▶ [SET PROBLEM]:
Transcribe all the records exactly and omit any images they hold.

-- -- --

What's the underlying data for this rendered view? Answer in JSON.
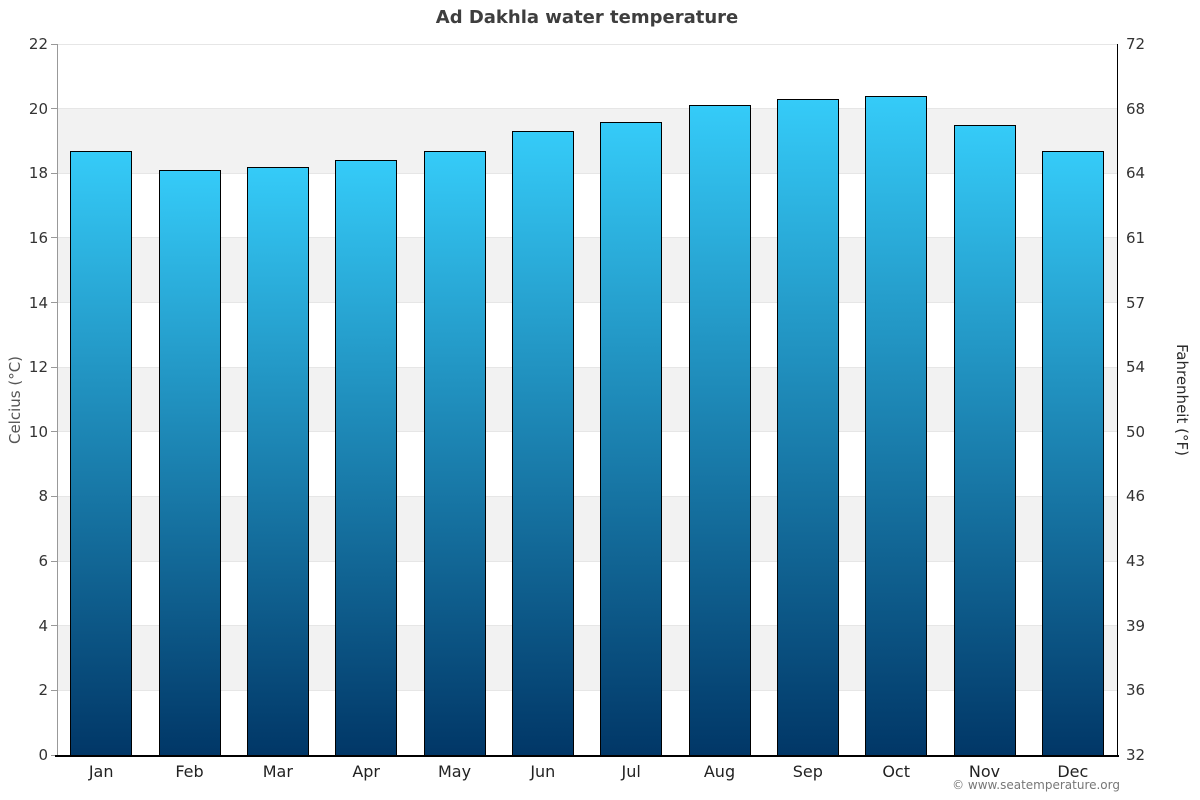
{
  "title": "Ad Dakhla water temperature",
  "credit": "© www.seatemperature.org",
  "chart_data": {
    "type": "bar",
    "title": "Ad Dakhla water temperature",
    "categories": [
      "Jan",
      "Feb",
      "Mar",
      "Apr",
      "May",
      "Jun",
      "Jul",
      "Aug",
      "Sep",
      "Oct",
      "Nov",
      "Dec"
    ],
    "series": [
      {
        "name": "Water temperature",
        "unit": "°C",
        "values": [
          18.7,
          18.1,
          18.2,
          18.4,
          18.7,
          19.3,
          19.6,
          20.1,
          20.3,
          20.4,
          19.5,
          18.7
        ]
      }
    ],
    "xlabel": "",
    "ylabel_left": "Celcius (°C)",
    "ylabel_right": "Fahrenheit (°F)",
    "ylim": [
      0,
      22
    ],
    "yticks_left": [
      0,
      2,
      4,
      6,
      8,
      10,
      12,
      14,
      16,
      18,
      20,
      22
    ],
    "yticks_right": [
      "32",
      "36",
      "39",
      "43",
      "46",
      "50",
      "54",
      "57",
      "61",
      "64",
      "68",
      "72"
    ],
    "grid": "alternating-horizontal-bands",
    "legend": "none",
    "colors": {
      "bar_gradient_top": "#35cbf8",
      "bar_gradient_bottom": "#013767",
      "bar_border": "#000000",
      "band": "#f2f2f2",
      "gridline": "#e6e6e6",
      "axis_left_line": "#999999",
      "axis_right_line": "#000000",
      "axis_bottom_line": "#000000",
      "title_color": "#3e3e3e",
      "tick_label_color": "#333333",
      "credit_color": "#777777"
    }
  }
}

-- -- --

▶ [OUTPUT OF THE TASK]:
What's the underlying data for this rendered view? Answer in JSON.
{
  "title": "Ad Dakhla water temperature",
  "credit": "© www.seatemperature.org",
  "chart_data": {
    "type": "bar",
    "title": "Ad Dakhla water temperature",
    "categories": [
      "Jan",
      "Feb",
      "Mar",
      "Apr",
      "May",
      "Jun",
      "Jul",
      "Aug",
      "Sep",
      "Oct",
      "Nov",
      "Dec"
    ],
    "series": [
      {
        "name": "Water temperature",
        "unit": "°C",
        "values": [
          18.7,
          18.1,
          18.2,
          18.4,
          18.7,
          19.3,
          19.6,
          20.1,
          20.3,
          20.4,
          19.5,
          18.7
        ]
      }
    ],
    "xlabel": "",
    "ylabel_left": "Celcius (°C)",
    "ylabel_right": "Fahrenheit (°F)",
    "ylim": [
      0,
      22
    ],
    "yticks_left": [
      0,
      2,
      4,
      6,
      8,
      10,
      12,
      14,
      16,
      18,
      20,
      22
    ],
    "yticks_right": [
      "32",
      "36",
      "39",
      "43",
      "46",
      "50",
      "54",
      "57",
      "61",
      "64",
      "68",
      "72"
    ],
    "grid": "alternating-horizontal-bands",
    "legend": "none",
    "colors": {
      "bar_gradient_top": "#35cbf8",
      "bar_gradient_bottom": "#013767",
      "bar_border": "#000000",
      "band": "#f2f2f2",
      "gridline": "#e6e6e6",
      "axis_left_line": "#999999",
      "axis_right_line": "#000000",
      "axis_bottom_line": "#000000",
      "title_color": "#3e3e3e",
      "tick_label_color": "#333333",
      "credit_color": "#777777"
    }
  }
}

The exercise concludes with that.